Se você lê num ritmo normal, desde que pegou este livro, pelo menos 200 pessoas já morreram de fome. Segundo estimativas conservadoras, a menos que a situação melhore drasticamente, mais de 4 milhões de pessoas morrerão cada ano.

Embora tenha levado toda a História da raça humana até 1830 para a população mundial chegar a um bilhão de habitantes, levou apenas 100 anos para acrescentar um segundo bilhão (1930), 30 anos para o terceiro bilhão (1960), 16 anos para o quarto bilhão (1976), e 11 anos para o quinto bilhões (1987). Espera-se que a população do mundo chegue a 8,5 bilhões até o ano 2030. À medida que a população aumenta, diminui a disponibilidade per capita de terra arável.

A simples solução

A terrível ironia é que o mundo tem condições de produzir alimento suficiente para a sua crescente população. Apesar de algumas fomes serem resultado de secas ou outras catástrofes naturais, a maior parte dos problemas de fome no mundo atualmente poderia ser evitada se não fosse o egoísmo e a desumanidade do homem. Guerras, embargos, corrupção nos governos e opressão econômica, tudo isso são sintomas do verdadeiro problema. Enquanto crianças inocentes morrem de fome, algumas nações ricas destroem milhões de toneladas de alimentos para manter os preços altos.

##############################

### INSTRUÇÕES DA TAREFA
Pode transcrever, sem nenhuma alteração, o trecho do texto sobre a fome no mundo que vai de "A simples solução" até "os preços altos."?

##############################

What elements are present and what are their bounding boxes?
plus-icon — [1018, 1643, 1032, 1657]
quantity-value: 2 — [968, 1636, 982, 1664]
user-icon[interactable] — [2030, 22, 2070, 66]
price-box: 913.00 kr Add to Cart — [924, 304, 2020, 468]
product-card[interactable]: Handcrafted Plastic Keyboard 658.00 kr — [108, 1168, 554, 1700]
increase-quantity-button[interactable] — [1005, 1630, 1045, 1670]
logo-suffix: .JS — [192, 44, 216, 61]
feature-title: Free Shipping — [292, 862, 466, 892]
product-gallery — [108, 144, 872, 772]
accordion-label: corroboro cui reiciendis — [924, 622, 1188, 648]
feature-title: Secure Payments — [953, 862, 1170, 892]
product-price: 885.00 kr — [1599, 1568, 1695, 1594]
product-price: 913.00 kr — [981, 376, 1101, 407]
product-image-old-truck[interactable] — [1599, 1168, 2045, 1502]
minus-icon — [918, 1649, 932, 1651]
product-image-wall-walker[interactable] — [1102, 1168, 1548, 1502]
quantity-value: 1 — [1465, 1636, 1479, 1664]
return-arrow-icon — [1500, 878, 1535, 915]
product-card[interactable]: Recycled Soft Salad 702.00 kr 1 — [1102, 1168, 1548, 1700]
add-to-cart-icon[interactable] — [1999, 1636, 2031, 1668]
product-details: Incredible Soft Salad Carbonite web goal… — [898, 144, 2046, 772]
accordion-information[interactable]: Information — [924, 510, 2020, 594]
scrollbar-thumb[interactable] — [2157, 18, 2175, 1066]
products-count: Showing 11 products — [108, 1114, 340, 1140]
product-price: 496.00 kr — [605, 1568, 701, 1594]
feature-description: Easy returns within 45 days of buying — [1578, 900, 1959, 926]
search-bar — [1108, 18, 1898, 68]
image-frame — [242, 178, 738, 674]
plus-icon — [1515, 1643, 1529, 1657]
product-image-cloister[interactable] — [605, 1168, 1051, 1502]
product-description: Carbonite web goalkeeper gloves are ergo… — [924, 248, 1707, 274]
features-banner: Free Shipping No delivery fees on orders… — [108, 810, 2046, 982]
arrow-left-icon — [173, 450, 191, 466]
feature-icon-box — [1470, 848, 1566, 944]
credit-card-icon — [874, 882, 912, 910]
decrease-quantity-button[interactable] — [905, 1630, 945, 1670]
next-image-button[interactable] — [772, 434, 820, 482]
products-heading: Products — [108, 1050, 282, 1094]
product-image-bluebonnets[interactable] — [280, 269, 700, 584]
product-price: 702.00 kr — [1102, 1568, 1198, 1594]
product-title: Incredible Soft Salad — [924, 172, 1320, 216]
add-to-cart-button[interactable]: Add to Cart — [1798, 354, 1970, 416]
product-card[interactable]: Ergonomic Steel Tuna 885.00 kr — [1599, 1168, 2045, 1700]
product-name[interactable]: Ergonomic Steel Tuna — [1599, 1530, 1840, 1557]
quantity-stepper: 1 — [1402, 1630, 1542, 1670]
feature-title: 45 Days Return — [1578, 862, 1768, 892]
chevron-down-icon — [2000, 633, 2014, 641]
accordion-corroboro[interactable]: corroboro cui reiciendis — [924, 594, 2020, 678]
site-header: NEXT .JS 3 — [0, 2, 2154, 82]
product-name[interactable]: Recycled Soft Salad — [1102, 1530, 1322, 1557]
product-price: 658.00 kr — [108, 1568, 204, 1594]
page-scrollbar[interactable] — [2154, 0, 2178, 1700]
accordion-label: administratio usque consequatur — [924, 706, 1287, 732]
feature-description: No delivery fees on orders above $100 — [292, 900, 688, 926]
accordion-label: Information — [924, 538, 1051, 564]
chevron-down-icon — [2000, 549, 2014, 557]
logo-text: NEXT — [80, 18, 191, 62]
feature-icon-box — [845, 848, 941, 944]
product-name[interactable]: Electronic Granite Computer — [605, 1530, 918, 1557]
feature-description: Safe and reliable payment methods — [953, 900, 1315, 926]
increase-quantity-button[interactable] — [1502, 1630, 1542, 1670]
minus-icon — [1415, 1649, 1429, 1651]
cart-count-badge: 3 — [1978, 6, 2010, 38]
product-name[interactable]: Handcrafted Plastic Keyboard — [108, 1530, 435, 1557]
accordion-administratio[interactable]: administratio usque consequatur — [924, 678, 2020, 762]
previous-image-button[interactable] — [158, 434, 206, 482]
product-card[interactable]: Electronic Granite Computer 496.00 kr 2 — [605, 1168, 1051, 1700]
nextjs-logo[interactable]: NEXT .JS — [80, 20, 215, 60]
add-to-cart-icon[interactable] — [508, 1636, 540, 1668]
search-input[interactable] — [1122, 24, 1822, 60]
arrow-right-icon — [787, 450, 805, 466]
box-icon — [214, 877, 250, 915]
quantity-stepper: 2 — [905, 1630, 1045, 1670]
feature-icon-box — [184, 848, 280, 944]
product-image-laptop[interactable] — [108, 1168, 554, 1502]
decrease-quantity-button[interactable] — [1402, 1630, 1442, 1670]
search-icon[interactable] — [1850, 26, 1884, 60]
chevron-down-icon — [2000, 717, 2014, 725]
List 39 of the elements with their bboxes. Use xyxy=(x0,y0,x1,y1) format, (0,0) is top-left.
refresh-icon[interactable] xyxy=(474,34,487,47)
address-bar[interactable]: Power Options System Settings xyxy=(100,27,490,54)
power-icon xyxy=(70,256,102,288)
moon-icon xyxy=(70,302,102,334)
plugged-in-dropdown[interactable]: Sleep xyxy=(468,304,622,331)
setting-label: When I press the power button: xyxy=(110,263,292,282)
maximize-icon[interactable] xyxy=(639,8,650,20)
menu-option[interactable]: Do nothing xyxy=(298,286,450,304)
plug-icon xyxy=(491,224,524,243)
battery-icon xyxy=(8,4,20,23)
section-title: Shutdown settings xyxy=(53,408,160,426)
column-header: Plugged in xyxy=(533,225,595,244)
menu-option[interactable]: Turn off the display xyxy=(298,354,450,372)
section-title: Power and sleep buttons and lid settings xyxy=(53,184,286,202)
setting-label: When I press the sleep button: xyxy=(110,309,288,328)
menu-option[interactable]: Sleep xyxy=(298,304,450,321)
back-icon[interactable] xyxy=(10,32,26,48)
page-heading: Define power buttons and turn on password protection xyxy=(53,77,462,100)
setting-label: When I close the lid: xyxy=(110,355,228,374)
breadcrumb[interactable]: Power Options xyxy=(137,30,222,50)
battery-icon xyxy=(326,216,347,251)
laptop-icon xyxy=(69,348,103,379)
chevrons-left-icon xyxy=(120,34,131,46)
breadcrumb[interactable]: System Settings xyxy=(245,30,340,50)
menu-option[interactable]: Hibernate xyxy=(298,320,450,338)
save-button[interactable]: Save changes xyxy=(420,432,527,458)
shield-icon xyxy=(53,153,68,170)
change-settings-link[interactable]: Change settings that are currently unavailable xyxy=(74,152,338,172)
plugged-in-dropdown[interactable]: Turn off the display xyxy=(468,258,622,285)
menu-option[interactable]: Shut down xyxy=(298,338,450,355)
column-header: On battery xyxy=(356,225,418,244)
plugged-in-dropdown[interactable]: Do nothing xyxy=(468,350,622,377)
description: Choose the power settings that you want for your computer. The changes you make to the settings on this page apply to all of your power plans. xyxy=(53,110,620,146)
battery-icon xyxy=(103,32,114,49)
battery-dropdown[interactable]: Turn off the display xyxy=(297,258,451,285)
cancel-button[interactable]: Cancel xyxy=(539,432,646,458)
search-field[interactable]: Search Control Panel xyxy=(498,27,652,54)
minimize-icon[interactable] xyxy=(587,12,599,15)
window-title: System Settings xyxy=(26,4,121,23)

##############################

### RESULTADO DO EXERCÍCIO
A simples solução

A terrível ironia é que o mundo tem condições de produzir alimento suficiente para a sua crescente população. Apesar de algumas fomes serem resultado de secas ou outras catástrofes naturais, a maior parte dos problemas de fome no mundo atualmente poderia ser evitada se não fosse o egoísmo e a desumanidade do homem. Guerras, embargos, corrupção nos governos e opressão econômica, tudo isso são sintomas do verdadeiro problema. Enquanto crianças inocentes morrem de fome, algumas nações ricas destroem milhões de toneladas de alimentos para manter os preços altos.